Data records
········
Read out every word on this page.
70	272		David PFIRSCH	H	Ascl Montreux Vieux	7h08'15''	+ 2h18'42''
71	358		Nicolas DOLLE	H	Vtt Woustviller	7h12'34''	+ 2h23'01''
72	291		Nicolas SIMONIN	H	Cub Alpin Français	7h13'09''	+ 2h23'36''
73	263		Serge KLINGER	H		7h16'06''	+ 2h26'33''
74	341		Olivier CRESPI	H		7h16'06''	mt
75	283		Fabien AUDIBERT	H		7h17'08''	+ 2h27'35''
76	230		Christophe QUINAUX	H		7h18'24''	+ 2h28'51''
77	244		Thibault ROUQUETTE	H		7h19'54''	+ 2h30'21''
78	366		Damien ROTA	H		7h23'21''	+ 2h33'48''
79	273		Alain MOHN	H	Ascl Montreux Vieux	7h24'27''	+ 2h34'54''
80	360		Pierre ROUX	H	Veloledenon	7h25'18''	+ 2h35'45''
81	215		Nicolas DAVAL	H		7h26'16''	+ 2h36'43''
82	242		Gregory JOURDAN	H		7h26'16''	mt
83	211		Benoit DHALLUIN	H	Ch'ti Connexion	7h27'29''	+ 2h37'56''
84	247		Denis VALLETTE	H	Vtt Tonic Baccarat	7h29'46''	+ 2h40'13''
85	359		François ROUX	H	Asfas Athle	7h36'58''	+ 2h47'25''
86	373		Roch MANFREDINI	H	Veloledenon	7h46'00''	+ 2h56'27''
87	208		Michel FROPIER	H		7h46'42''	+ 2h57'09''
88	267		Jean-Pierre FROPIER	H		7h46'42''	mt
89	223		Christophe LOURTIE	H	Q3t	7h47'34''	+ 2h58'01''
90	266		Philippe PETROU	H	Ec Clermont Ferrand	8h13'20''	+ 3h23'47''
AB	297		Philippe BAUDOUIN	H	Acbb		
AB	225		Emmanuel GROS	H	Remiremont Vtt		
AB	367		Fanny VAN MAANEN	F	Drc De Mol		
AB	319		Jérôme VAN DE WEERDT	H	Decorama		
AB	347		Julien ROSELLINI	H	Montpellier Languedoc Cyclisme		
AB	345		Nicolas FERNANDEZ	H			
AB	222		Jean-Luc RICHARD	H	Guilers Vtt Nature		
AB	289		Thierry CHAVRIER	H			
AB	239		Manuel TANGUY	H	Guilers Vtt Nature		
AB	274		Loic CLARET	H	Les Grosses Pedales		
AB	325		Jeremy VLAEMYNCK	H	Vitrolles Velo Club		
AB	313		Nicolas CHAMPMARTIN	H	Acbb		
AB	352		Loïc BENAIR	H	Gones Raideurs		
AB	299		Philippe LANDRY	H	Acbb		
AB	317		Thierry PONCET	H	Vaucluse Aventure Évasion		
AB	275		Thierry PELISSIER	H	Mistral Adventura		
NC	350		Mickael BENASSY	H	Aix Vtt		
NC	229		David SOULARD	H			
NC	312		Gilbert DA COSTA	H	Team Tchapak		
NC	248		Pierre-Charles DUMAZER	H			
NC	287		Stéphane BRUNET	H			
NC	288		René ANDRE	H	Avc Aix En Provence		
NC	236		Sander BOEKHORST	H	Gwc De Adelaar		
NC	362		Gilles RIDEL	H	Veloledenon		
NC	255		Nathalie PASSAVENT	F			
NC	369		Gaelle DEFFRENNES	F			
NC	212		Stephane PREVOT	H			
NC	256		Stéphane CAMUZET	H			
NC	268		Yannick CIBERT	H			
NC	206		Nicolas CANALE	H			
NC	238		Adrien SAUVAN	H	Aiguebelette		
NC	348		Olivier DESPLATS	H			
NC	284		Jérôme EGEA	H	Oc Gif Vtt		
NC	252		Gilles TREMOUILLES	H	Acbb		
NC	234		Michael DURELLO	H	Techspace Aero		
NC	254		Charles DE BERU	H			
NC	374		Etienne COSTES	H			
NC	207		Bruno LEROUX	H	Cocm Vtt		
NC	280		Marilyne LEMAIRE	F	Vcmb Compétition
········
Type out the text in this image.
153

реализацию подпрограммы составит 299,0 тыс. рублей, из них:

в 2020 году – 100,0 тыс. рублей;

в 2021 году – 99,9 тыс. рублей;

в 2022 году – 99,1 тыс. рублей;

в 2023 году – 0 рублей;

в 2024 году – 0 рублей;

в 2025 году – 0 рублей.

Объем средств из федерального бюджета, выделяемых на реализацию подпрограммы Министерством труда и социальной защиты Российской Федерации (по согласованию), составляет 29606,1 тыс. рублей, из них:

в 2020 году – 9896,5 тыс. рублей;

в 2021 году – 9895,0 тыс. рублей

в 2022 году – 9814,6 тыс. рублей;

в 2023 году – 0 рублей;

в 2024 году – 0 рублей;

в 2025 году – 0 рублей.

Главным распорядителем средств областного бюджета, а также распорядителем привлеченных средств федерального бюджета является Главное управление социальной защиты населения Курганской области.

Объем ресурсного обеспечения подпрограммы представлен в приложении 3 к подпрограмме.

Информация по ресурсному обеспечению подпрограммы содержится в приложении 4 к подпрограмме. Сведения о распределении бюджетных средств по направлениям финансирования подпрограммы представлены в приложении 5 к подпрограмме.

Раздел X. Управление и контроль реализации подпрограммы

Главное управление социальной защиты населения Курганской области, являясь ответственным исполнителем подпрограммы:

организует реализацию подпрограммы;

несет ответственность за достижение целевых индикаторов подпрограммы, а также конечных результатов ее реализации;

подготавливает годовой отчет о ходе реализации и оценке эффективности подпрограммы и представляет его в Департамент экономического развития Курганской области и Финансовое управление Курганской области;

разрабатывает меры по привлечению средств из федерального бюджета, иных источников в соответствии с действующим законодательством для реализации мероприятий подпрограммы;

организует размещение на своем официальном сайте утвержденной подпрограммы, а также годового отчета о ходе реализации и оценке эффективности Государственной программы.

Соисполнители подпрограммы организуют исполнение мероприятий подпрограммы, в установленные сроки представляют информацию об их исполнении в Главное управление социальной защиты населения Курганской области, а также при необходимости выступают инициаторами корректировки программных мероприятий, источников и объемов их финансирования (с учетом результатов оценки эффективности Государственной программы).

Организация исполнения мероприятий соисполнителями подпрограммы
········
# Job
Find the string "Olivier" in the entries above and return each line that holds it.

# Written reply
74	341		Olivier CRESPI	H		7h16'06''	mt
NC	348		Olivier DESPLATS	H			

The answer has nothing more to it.